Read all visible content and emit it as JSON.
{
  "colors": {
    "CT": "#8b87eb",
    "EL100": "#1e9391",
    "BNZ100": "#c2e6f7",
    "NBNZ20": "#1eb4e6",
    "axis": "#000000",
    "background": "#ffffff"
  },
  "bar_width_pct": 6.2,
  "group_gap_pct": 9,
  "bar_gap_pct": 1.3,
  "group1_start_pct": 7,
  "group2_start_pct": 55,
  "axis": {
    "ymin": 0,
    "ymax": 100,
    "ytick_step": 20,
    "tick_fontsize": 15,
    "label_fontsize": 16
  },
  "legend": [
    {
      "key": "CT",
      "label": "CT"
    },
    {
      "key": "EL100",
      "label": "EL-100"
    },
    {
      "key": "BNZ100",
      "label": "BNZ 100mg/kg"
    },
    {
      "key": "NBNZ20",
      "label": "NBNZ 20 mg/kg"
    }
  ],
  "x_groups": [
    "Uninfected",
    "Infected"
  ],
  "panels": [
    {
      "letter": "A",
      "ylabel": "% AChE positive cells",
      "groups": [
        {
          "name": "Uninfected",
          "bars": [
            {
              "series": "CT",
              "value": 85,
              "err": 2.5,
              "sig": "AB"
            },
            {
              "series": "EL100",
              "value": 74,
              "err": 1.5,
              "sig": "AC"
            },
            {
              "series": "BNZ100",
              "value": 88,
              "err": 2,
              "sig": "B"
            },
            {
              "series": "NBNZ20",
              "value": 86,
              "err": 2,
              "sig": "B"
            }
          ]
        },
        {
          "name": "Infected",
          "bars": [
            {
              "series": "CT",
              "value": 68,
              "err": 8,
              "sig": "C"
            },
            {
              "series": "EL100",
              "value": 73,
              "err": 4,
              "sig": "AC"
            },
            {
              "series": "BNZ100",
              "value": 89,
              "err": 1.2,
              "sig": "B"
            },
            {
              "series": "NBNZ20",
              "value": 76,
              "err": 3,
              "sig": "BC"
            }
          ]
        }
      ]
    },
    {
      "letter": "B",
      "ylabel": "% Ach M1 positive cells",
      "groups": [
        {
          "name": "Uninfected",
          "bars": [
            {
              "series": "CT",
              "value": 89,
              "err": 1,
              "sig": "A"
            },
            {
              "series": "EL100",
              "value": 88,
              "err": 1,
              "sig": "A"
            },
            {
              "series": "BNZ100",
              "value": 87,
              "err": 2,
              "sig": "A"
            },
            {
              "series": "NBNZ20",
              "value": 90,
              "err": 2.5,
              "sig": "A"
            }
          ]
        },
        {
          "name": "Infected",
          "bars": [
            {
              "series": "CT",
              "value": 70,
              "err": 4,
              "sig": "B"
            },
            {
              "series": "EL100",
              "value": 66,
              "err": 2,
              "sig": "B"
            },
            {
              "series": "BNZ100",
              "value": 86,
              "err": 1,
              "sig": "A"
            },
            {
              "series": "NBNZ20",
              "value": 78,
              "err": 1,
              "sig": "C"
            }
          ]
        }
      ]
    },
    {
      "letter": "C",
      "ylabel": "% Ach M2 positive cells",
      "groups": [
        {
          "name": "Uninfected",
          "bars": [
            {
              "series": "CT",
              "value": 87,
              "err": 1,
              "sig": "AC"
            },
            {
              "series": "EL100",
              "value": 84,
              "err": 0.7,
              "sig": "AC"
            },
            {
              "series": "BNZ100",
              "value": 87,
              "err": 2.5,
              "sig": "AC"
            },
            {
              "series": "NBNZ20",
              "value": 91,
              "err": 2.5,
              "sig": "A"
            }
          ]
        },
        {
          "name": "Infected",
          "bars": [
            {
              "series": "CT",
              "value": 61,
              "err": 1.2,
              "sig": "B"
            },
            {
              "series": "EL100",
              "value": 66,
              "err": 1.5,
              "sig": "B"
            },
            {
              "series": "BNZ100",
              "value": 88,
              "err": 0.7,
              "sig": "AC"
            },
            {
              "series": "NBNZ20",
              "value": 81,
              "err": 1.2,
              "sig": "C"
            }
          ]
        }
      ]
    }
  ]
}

▸ Exercise goal: When a line in the records holds the string "positive", copy that line.

▸ Answer below:
      "ylabel": "% AChE positive cells",
      "ylabel": "% Ach M1 positive cells",
      "ylabel": "% Ach M2 positive cells",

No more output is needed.